[Begin]

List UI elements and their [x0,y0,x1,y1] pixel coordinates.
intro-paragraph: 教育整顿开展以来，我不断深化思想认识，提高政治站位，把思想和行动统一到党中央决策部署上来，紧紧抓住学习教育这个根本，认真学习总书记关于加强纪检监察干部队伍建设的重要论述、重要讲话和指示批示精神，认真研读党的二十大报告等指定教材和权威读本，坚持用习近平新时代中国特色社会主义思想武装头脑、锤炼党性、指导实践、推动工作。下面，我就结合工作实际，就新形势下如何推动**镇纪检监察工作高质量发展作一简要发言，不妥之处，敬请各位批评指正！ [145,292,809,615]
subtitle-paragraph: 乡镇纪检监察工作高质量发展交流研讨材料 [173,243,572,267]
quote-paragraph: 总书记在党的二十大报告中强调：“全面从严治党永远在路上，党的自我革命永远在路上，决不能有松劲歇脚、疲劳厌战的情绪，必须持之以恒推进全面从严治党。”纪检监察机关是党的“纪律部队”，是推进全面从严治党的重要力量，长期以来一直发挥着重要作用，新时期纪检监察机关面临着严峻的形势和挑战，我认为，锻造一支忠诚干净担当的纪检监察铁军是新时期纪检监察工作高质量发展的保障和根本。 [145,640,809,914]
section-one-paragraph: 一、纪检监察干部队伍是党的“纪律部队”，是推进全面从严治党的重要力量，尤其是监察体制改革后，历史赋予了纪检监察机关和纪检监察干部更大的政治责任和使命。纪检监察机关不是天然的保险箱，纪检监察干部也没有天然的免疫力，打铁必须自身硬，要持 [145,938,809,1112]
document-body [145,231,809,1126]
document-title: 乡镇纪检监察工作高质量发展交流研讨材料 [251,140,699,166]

[End]

Convert the data above into a numbered list, omitting any blank lines.

■ The output ■
1. List UI elements and their [x0,y0,x1,y1] pixel coordinates.
2. intro-paragraph: 教育整顿开展以来，我不断深化思想认识，提高政治站位，把思想和行动统一到党中央决策部署上来，紧紧抓住学习教育这个根本，认真学习总书记关于加强纪检监察干部队伍建设的重要论述、重要讲话和指示批示精神，认真研读党的二十大报告等指定教材和权威读本，坚持用习近平新时代中国特色社会主义思想武装头脑、锤炼党性、指导实践、推动工作。下面，我就结合工作实际，就新形势下如何推动**镇纪检监察工作高质量发展作一简要发言，不妥之处，敬请各位批评指正！ [145,292,809,615]
3. subtitle-paragraph: 乡镇纪检监察工作高质量发展交流研讨材料 [173,243,572,267]
4. quote-paragraph: 总书记在党的二十大报告中强调：“全面从严治党永远在路上，党的自我革命永远在路上，决不能有松劲歇脚、疲劳厌战的情绪，必须持之以恒推进全面从严治党。”纪检监察机关是党的“纪律部队”，是推进全面从严治党的重要力量，长期以来一直发挥着重要作用，新时期纪检监察机关面临着严峻的形势和挑战，我认为，锻造一支忠诚干净担当的纪检监察铁军是新时期纪检监察工作高质量发展的保障和根本。 [145,640,809,914]
5. section-one-paragraph: 一、纪检监察干部队伍是党的“纪律部队”，是推进全面从严治党的重要力量，尤其是监察体制改革后，历史赋予了纪检监察机关和纪检监察干部更大的政治责任和使命。纪检监察机关不是天然的保险箱，纪检监察干部也没有天然的免疫力，打铁必须自身硬，要持 [145,938,809,1112]
6. document-body [145,231,809,1126]
7. document-title: 乡镇纪检监察工作高质量发展交流研讨材料 [251,140,699,166]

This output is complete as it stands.